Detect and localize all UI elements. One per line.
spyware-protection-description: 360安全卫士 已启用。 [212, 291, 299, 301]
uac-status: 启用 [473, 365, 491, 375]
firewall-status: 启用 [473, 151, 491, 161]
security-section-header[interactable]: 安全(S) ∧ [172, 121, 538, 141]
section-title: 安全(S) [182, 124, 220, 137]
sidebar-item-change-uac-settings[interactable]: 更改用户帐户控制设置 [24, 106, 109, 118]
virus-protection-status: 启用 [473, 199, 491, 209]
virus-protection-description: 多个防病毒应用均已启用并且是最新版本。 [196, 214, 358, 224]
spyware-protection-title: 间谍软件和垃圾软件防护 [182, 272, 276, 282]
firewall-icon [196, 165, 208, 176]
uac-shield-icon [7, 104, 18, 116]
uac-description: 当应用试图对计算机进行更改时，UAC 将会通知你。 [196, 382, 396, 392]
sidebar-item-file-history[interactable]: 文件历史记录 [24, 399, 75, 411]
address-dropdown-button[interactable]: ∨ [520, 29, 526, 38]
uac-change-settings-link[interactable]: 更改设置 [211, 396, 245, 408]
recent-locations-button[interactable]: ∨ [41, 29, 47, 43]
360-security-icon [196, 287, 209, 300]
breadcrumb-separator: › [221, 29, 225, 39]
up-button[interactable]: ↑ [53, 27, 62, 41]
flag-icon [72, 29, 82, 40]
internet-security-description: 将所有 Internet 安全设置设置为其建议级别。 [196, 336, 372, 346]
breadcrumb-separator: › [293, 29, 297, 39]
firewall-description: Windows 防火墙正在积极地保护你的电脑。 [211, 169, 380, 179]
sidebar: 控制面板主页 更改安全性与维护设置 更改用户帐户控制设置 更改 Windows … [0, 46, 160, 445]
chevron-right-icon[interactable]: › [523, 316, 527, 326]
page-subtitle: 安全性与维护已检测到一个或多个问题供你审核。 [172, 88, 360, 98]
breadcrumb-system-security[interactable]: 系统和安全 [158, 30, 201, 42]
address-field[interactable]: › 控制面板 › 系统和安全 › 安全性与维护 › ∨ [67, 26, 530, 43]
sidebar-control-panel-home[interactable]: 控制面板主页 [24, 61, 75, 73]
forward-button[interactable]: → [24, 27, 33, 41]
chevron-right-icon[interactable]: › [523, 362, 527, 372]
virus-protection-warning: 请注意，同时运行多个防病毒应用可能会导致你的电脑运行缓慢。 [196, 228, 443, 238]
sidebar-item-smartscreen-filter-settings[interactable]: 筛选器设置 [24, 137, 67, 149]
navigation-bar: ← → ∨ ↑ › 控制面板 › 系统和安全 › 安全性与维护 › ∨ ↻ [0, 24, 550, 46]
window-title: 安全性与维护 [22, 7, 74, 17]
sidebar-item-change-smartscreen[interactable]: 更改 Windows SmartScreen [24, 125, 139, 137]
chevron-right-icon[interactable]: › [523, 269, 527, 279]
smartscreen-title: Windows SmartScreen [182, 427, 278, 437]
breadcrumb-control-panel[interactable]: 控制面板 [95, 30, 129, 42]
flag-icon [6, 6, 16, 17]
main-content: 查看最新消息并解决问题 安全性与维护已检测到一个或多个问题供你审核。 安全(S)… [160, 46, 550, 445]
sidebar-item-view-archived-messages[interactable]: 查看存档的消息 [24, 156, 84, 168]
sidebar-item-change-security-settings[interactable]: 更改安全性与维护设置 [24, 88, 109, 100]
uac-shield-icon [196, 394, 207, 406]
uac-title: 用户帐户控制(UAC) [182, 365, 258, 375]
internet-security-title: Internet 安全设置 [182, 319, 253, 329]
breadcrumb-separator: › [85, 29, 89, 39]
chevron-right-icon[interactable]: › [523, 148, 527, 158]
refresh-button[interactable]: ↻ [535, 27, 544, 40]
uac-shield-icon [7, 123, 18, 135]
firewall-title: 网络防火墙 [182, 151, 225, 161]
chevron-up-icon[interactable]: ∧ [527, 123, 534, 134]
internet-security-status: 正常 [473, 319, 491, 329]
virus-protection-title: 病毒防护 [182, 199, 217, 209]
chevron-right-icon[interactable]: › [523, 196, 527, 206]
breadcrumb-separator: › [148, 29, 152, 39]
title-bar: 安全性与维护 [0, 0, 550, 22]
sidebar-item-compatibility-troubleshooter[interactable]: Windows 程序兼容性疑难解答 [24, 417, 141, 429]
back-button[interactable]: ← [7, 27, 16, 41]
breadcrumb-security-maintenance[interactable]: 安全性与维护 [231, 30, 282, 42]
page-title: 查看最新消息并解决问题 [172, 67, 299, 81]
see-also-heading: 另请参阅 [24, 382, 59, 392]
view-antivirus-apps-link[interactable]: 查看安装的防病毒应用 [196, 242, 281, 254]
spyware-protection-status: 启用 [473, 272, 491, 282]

=====

Task to carry out: From the preceding material, extract every line exactly.

Solution below:
Detect and localize all UI elements. One per line.
spyware-protection-description: 360安全卫士 已启用。 [212, 291, 299, 301]
uac-status: 启用 [473, 365, 491, 375]
firewall-status: 启用 [473, 151, 491, 161]
security-section-header[interactable]: 安全(S) ∧ [172, 121, 538, 141]
section-title: 安全(S) [182, 124, 220, 137]
sidebar-item-change-uac-settings[interactable]: 更改用户帐户控制设置 [24, 106, 109, 118]
virus-protection-status: 启用 [473, 199, 491, 209]
virus-protection-description: 多个防病毒应用均已启用并且是最新版本。 [196, 214, 358, 224]
spyware-protection-title: 间谍软件和垃圾软件防护 [182, 272, 276, 282]
firewall-icon [196, 165, 208, 176]
uac-shield-icon [7, 104, 18, 116]
uac-description: 当应用试图对计算机进行更改时，UAC 将会通知你。 [196, 382, 396, 392]
sidebar-item-file-history[interactable]: 文件历史记录 [24, 399, 75, 411]
address-dropdown-button[interactable]: ∨ [520, 29, 526, 38]
uac-change-settings-link[interactable]: 更改设置 [211, 396, 245, 408]
recent-locations-button[interactable]: ∨ [41, 29, 47, 43]
360-security-icon [196, 287, 209, 300]
breadcrumb-separator: › [221, 29, 225, 39]
up-button[interactable]: ↑ [53, 27, 62, 41]
flag-icon [72, 29, 82, 40]
internet-security-description: 将所有 Internet 安全设置设置为其建议级别。 [196, 336, 372, 346]
breadcrumb-separator: › [293, 29, 297, 39]
firewall-description: Windows 防火墙正在积极地保护你的电脑。 [211, 169, 380, 179]
sidebar: 控制面板主页 更改安全性与维护设置 更改用户帐户控制设置 更改 Windows … [0, 46, 160, 445]
chevron-right-icon[interactable]: › [523, 316, 527, 326]
page-subtitle: 安全性与维护已检测到一个或多个问题供你审核。 [172, 88, 360, 98]
breadcrumb-system-security[interactable]: 系统和安全 [158, 30, 201, 42]
address-field[interactable]: › 控制面板 › 系统和安全 › 安全性与维护 › ∨ [67, 26, 530, 43]
sidebar-control-panel-home[interactable]: 控制面板主页 [24, 61, 75, 73]
forward-button[interactable]: → [24, 27, 33, 41]
chevron-right-icon[interactable]: › [523, 362, 527, 372]
virus-protection-warning: 请注意，同时运行多个防病毒应用可能会导致你的电脑运行缓慢。 [196, 228, 443, 238]
sidebar-item-smartscreen-filter-settings[interactable]: 筛选器设置 [24, 137, 67, 149]
navigation-bar: ← → ∨ ↑ › 控制面板 › 系统和安全 › 安全性与维护 › ∨ ↻ [0, 24, 550, 46]
window-title: 安全性与维护 [22, 7, 74, 17]
sidebar-item-change-smartscreen[interactable]: 更改 Windows SmartScreen [24, 125, 139, 137]
chevron-right-icon[interactable]: › [523, 269, 527, 279]
smartscreen-title: Windows SmartScreen [182, 427, 278, 437]
breadcrumb-control-panel[interactable]: 控制面板 [95, 30, 129, 42]
flag-icon [6, 6, 16, 17]
main-content: 查看最新消息并解决问题 安全性与维护已检测到一个或多个问题供你审核。 安全(S)… [160, 46, 550, 445]
sidebar-item-view-archived-messages[interactable]: 查看存档的消息 [24, 156, 84, 168]
sidebar-item-change-security-settings[interactable]: 更改安全性与维护设置 [24, 88, 109, 100]
uac-shield-icon [196, 394, 207, 406]
uac-title: 用户帐户控制(UAC) [182, 365, 258, 375]
internet-security-title: Internet 安全设置 [182, 319, 253, 329]
breadcrumb-separator: › [85, 29, 89, 39]
chevron-right-icon[interactable]: › [523, 148, 527, 158]
refresh-button[interactable]: ↻ [535, 27, 544, 40]
uac-shield-icon [7, 123, 18, 135]
firewall-title: 网络防火墙 [182, 151, 225, 161]
chevron-up-icon[interactable]: ∧ [527, 123, 534, 134]
internet-security-status: 正常 [473, 319, 491, 329]
virus-protection-title: 病毒防护 [182, 199, 217, 209]
chevron-right-icon[interactable]: › [523, 196, 527, 206]
breadcrumb-separator: › [148, 29, 152, 39]
title-bar: 安全性与维护 [0, 0, 550, 22]
sidebar-item-compatibility-troubleshooter[interactable]: Windows 程序兼容性疑难解答 [24, 417, 141, 429]
back-button[interactable]: ← [7, 27, 16, 41]
breadcrumb-security-maintenance[interactable]: 安全性与维护 [231, 30, 282, 42]
page-title: 查看最新消息并解决问题 [172, 67, 299, 81]
see-also-heading: 另请参阅 [24, 382, 59, 392]
view-antivirus-apps-link[interactable]: 查看安装的防病毒应用 [196, 242, 281, 254]
spyware-protection-status: 启用 [473, 272, 491, 282]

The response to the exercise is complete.